§ **Task to complete**
Find the lines that contain the word "name" and copy each one.

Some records
Start
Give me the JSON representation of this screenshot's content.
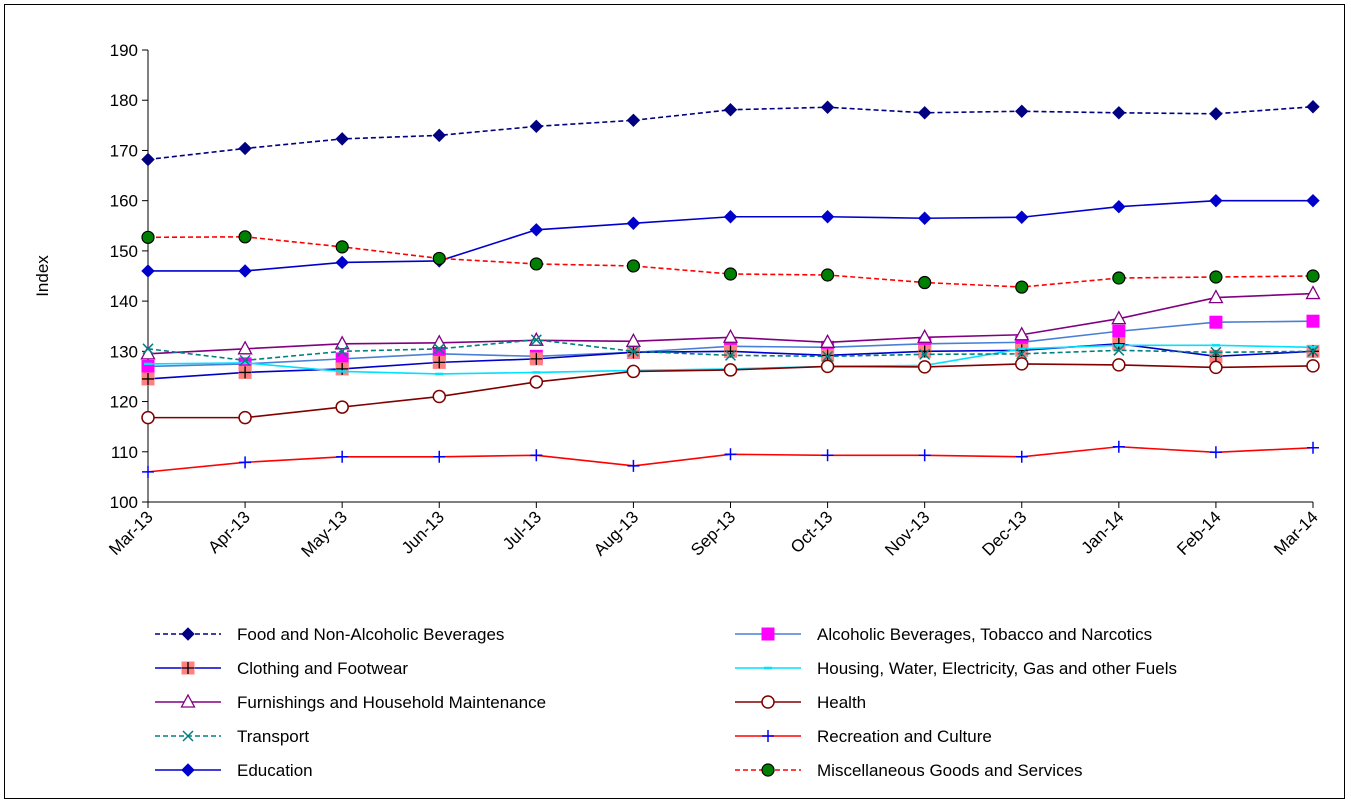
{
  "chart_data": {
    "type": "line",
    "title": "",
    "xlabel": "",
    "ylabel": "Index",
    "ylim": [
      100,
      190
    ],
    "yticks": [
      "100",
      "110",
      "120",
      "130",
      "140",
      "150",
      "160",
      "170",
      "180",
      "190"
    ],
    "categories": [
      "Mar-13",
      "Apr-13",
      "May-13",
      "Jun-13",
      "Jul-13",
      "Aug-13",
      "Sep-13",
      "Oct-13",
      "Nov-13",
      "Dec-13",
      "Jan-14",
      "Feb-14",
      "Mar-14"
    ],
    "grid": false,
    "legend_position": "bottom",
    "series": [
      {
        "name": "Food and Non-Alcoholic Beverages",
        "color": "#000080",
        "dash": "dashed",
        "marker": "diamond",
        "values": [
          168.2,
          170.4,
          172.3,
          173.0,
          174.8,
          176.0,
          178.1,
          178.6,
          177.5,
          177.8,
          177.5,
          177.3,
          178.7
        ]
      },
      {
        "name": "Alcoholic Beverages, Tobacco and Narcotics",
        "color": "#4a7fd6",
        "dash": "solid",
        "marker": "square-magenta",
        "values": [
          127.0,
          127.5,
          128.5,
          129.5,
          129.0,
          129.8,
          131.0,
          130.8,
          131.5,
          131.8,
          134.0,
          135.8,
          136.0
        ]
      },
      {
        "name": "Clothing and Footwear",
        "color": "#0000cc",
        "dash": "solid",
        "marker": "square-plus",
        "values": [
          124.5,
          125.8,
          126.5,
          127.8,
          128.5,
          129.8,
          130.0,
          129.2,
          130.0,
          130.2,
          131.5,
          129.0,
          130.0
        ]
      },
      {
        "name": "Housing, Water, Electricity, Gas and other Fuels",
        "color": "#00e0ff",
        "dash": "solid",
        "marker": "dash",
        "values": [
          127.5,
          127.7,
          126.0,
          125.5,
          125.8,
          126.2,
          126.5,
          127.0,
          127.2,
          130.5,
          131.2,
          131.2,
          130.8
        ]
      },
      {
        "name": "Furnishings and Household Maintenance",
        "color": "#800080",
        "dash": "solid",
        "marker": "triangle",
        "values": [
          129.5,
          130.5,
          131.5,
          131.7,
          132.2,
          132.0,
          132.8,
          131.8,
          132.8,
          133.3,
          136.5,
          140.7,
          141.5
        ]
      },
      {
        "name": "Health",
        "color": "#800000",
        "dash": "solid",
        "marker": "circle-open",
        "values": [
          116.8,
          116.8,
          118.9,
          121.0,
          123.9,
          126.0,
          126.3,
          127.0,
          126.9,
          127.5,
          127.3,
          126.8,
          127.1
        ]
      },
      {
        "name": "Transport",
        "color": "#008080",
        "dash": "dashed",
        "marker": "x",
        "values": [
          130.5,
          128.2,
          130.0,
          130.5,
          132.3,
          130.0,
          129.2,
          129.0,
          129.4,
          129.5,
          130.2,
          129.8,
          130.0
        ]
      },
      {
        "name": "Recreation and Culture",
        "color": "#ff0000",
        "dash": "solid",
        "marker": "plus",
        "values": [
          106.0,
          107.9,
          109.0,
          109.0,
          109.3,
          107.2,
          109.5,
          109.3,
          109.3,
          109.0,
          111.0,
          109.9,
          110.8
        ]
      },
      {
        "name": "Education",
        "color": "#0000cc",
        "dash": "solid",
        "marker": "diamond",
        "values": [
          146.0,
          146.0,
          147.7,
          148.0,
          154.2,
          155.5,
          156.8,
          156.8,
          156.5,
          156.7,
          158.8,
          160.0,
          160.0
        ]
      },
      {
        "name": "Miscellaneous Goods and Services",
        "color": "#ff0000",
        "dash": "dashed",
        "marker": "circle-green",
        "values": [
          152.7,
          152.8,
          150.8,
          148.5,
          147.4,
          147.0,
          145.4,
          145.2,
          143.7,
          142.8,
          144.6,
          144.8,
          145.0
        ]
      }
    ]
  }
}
End
Start
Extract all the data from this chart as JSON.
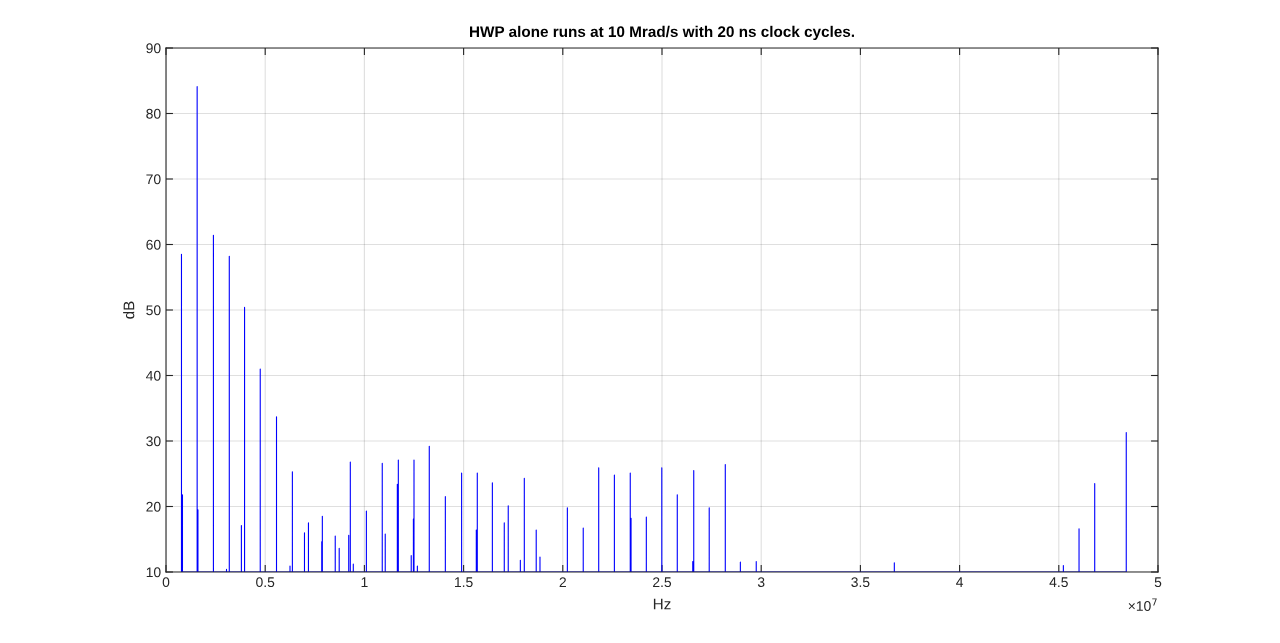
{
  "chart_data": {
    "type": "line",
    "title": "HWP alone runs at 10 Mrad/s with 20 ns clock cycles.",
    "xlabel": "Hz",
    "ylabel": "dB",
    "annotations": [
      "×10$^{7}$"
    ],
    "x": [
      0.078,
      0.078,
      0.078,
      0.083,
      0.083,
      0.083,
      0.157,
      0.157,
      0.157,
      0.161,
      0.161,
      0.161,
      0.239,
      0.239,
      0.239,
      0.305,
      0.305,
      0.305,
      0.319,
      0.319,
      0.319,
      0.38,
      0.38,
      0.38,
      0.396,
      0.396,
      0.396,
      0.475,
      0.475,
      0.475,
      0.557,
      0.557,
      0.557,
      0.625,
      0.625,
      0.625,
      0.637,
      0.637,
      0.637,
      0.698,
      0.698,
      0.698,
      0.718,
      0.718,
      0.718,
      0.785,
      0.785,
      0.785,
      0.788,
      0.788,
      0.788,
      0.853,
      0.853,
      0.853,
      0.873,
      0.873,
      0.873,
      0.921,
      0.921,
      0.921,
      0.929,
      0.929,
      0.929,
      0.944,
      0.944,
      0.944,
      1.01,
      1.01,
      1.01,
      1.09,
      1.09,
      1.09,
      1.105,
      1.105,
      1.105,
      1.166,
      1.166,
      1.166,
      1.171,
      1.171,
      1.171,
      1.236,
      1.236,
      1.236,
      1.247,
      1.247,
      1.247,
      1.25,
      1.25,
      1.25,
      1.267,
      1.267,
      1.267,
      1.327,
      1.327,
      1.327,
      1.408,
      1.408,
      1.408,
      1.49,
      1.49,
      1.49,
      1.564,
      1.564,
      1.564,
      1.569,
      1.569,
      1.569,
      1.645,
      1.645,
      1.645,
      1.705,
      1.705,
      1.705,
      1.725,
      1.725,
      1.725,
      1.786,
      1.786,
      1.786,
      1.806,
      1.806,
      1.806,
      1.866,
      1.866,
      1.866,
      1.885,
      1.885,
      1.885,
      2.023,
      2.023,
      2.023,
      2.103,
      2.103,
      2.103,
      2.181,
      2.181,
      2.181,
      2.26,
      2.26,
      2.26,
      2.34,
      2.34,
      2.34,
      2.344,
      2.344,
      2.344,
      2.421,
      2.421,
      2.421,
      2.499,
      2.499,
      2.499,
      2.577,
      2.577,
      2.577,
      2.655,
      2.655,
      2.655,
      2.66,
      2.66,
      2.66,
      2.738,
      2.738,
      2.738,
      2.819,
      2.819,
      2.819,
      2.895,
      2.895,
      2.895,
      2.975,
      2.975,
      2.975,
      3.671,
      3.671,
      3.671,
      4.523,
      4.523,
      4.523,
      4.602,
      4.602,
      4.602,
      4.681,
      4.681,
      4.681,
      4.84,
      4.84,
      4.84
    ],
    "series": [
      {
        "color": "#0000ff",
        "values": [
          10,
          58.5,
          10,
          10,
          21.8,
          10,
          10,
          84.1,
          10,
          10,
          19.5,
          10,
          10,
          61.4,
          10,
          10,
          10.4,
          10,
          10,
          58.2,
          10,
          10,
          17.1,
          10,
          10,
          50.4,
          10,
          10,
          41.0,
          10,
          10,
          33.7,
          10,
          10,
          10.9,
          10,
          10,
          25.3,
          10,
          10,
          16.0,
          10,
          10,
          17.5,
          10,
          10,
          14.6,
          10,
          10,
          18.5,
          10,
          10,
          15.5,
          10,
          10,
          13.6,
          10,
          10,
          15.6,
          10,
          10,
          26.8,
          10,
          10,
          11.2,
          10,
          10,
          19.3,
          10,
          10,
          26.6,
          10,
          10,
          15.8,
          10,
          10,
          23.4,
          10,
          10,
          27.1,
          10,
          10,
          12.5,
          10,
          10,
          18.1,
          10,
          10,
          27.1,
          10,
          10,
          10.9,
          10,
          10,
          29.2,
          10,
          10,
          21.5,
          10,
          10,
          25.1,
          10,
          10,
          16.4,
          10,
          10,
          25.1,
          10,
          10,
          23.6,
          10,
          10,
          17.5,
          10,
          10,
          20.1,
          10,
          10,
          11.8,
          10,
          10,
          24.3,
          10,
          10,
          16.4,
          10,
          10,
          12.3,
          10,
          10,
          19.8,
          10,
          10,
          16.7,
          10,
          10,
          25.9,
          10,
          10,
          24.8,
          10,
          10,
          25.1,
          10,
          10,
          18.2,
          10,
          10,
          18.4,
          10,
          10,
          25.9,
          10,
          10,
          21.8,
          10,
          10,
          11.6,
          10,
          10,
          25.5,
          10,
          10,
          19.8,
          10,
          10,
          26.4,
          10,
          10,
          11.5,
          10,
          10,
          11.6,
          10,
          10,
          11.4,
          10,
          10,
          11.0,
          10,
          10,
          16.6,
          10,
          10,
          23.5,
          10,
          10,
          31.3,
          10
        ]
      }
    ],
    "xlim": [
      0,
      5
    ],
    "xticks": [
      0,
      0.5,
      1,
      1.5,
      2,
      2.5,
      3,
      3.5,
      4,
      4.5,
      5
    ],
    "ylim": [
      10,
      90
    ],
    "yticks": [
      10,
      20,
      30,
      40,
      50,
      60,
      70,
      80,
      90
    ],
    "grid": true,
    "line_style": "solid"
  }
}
End
§ **Problem solution**
        "name": "Food and Non-Alcoholic Beverages",
        "name": "Alcoholic Beverages, Tobacco and Narcotics",
        "name": "Clothing and Footwear",
        "name": "Housing, Water, Electricity, Gas and other Fuels",
        "name": "Furnishings and Household Maintenance",
        "name": "Health",
        "name": "Transport",
        "name": "Recreation and Culture",
        "name": "Education",
        "name": "Miscellaneous Goods and Services",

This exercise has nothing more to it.